**YOUR OBJECTIVE**.
Of the lines in this listing, how many contain the word "Class"? Give the number and nothing else.

**EXERCISE DATA**.
# # #
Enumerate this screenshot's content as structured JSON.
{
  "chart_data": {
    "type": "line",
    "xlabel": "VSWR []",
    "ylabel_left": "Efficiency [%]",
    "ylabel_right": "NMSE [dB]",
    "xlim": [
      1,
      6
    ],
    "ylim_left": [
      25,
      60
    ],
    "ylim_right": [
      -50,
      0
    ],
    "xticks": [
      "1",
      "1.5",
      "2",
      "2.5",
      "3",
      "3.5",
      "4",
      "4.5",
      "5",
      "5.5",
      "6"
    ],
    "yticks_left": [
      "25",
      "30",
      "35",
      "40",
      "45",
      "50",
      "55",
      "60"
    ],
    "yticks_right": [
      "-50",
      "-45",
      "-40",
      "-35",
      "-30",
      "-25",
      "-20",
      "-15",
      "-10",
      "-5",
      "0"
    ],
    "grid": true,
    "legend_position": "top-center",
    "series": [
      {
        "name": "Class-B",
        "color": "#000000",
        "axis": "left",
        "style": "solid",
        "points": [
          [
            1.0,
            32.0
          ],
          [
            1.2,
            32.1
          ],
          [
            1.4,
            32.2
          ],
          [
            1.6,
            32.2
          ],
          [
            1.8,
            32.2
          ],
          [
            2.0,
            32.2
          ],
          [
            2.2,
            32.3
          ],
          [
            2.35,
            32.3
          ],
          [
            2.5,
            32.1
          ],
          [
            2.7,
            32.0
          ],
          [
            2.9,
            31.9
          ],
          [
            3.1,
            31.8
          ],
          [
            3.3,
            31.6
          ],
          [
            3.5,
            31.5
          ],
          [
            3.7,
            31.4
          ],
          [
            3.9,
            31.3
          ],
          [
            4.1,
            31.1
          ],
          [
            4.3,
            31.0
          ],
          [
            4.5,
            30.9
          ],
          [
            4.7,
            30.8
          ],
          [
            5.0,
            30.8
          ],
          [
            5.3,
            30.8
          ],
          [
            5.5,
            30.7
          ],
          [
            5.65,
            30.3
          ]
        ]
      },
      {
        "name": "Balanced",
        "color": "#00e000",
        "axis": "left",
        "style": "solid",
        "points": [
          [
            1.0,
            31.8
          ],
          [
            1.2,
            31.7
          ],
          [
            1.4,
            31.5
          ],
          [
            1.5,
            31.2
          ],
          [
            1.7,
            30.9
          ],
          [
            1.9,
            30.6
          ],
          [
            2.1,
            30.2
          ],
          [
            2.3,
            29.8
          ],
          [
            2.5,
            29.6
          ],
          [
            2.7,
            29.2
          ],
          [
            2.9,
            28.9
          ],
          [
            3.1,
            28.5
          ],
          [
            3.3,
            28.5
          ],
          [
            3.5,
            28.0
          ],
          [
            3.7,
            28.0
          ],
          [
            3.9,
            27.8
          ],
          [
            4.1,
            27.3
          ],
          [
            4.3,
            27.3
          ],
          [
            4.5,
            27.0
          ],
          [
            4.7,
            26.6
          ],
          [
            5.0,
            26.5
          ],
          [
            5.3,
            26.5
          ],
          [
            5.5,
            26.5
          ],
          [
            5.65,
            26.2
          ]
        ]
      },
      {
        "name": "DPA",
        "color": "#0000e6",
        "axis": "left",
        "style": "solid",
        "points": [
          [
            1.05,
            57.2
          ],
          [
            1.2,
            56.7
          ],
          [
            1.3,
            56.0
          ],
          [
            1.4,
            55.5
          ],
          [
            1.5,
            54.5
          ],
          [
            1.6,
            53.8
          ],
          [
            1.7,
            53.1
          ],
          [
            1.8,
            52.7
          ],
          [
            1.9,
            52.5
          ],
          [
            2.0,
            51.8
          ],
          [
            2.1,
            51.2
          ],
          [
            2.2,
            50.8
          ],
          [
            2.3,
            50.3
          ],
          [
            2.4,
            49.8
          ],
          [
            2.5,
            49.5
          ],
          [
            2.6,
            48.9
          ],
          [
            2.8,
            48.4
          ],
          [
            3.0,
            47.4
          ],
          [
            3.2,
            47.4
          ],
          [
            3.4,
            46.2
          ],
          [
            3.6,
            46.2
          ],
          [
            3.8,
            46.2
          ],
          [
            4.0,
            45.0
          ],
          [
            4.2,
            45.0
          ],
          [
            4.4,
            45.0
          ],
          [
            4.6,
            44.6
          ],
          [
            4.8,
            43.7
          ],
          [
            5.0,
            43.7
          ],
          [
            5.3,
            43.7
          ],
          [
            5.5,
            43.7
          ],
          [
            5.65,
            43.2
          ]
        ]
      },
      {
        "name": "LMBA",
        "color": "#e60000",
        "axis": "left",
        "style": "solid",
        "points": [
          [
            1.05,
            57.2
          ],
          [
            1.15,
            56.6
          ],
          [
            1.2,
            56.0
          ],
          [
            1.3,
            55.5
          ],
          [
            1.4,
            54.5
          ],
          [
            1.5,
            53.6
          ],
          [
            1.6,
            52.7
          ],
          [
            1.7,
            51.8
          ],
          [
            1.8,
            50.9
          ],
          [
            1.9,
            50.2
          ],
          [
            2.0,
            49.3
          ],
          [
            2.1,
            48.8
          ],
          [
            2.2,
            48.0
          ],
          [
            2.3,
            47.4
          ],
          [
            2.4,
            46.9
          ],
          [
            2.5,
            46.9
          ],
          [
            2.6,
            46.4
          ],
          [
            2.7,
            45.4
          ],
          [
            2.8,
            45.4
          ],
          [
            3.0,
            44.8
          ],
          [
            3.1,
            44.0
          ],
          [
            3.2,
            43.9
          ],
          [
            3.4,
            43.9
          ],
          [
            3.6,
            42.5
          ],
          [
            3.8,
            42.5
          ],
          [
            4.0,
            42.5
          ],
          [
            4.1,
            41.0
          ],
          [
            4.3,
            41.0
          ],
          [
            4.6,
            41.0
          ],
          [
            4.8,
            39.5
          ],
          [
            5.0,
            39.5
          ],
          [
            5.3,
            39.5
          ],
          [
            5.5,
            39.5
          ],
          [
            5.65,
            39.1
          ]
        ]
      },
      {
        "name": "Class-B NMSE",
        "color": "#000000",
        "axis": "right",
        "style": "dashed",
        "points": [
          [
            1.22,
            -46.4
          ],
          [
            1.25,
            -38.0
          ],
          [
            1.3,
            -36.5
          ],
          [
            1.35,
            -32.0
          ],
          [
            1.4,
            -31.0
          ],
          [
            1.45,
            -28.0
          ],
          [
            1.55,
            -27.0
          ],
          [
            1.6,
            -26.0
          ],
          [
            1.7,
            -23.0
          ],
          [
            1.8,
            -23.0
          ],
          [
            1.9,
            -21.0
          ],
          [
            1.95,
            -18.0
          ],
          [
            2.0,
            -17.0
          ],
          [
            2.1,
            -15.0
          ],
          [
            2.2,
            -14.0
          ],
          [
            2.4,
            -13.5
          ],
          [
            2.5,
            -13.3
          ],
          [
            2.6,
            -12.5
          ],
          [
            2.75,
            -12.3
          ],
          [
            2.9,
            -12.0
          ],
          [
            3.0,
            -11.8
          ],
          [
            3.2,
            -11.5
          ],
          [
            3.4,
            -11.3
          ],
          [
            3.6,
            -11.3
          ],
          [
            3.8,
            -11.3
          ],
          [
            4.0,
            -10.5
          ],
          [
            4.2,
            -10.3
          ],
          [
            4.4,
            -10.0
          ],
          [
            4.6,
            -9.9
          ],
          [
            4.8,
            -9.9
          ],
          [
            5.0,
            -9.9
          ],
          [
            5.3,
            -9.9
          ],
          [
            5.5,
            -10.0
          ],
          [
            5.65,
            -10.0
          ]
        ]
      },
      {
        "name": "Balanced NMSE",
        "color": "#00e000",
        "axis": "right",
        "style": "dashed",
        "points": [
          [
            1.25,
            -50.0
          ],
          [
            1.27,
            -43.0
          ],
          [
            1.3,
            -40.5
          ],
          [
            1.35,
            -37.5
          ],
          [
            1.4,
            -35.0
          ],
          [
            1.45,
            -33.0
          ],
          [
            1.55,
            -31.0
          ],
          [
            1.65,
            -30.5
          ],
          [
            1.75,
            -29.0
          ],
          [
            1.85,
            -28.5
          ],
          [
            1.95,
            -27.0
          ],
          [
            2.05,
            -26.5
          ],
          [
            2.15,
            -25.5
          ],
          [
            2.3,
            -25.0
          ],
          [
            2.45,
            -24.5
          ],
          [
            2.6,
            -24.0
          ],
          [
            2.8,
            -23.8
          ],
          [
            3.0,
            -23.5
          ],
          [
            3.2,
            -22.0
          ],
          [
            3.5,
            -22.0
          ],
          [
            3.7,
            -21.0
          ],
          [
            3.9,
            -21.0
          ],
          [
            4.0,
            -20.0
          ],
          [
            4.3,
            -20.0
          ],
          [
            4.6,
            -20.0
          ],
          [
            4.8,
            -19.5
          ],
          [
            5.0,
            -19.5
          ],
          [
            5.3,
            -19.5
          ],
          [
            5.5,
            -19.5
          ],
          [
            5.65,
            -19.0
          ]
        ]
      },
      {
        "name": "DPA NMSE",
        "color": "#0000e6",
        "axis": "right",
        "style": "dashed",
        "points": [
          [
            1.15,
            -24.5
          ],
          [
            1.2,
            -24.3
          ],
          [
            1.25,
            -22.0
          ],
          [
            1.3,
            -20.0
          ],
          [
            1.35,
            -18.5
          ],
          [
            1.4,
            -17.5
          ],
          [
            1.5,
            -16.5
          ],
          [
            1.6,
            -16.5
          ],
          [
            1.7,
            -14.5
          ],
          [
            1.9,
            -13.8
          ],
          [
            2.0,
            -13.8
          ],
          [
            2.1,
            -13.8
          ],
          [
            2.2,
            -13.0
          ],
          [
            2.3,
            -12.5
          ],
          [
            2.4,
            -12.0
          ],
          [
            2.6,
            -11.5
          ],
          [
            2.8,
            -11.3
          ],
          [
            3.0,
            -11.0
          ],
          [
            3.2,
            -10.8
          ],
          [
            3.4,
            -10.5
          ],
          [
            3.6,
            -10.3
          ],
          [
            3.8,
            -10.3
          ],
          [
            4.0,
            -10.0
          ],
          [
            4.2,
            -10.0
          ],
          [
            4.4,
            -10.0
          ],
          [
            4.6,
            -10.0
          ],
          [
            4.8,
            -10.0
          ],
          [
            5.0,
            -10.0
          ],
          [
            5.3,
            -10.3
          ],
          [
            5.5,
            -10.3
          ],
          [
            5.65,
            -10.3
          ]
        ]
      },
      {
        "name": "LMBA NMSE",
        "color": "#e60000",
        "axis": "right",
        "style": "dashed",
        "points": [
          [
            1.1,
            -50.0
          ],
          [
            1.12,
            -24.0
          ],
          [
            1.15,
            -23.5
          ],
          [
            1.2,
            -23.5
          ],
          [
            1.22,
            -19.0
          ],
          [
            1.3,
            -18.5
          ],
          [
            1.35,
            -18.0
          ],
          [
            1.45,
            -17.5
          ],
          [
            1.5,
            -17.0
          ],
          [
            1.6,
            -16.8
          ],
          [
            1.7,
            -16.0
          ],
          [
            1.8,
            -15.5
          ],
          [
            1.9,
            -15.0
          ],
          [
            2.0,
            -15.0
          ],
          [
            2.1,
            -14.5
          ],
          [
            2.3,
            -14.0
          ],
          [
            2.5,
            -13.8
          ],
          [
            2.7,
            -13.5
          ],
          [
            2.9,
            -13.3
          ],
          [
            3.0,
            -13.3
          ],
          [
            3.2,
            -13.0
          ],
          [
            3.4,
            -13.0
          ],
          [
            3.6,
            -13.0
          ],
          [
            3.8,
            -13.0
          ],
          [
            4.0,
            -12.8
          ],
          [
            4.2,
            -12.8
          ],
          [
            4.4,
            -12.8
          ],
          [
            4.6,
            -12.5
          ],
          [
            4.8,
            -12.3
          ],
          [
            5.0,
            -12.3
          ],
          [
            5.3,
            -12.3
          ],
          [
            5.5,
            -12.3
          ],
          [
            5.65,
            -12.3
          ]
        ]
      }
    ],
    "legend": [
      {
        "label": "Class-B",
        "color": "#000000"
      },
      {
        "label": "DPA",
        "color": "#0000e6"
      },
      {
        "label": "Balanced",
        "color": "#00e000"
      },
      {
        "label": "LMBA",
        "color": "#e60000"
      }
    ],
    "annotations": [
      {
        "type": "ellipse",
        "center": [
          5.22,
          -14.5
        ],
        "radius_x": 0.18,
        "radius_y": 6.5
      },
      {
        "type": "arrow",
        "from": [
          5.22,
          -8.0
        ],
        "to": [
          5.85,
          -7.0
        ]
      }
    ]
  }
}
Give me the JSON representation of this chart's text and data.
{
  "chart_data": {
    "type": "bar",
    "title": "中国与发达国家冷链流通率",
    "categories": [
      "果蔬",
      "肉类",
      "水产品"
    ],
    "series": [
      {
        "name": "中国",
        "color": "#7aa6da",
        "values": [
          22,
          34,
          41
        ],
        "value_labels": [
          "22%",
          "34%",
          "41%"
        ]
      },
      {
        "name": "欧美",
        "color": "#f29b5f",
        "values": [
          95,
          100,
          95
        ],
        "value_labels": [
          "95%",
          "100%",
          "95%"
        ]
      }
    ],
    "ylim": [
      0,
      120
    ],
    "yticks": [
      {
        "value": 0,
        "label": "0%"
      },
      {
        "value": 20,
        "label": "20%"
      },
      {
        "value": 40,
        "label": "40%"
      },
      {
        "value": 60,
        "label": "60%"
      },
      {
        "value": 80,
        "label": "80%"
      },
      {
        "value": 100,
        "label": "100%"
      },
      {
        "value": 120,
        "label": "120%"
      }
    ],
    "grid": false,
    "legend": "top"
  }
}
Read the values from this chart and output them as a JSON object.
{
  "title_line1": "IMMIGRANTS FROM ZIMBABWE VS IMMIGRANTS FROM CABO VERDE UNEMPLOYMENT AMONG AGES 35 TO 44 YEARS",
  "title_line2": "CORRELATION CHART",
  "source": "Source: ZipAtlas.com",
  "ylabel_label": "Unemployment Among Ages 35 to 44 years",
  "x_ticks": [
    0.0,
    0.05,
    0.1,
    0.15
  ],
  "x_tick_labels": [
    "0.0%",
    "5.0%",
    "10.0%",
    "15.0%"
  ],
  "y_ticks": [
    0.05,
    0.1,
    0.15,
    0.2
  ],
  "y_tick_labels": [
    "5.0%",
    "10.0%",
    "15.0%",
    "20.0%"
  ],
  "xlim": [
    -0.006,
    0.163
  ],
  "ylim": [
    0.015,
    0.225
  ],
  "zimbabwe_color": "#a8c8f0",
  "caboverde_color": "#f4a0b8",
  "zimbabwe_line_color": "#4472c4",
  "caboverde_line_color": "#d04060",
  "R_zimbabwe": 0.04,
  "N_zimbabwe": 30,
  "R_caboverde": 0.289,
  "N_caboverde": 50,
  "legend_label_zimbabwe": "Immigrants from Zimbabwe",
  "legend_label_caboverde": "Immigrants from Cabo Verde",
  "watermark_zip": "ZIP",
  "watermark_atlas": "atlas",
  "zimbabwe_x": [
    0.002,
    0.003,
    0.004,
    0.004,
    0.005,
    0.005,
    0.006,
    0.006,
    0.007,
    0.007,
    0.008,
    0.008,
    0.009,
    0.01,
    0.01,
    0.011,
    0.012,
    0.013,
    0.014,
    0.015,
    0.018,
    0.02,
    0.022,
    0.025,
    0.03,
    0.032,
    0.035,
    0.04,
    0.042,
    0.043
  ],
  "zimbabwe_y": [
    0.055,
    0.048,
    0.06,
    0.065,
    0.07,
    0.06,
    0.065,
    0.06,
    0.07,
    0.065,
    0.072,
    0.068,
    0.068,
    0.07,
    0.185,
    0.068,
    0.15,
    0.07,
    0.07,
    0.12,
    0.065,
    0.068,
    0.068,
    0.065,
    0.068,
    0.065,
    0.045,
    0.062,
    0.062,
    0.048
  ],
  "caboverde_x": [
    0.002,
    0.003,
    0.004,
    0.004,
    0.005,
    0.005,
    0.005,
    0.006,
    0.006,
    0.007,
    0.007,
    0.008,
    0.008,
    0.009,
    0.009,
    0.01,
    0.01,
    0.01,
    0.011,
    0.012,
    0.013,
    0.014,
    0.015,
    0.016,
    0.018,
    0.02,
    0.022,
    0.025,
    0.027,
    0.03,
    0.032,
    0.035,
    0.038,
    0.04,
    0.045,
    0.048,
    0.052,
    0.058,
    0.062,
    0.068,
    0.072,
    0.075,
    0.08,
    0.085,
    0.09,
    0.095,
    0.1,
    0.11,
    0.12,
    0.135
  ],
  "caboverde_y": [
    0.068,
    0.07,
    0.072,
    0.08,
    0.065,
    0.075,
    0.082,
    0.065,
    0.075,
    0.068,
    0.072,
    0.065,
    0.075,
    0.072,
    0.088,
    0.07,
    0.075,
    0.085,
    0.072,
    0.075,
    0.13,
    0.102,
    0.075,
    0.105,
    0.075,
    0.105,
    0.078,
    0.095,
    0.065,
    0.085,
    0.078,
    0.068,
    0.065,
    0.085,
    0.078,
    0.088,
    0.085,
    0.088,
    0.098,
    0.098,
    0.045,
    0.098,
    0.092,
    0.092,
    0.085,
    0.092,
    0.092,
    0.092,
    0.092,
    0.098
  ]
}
# # #
**COMPLETE RESPONSE**.
3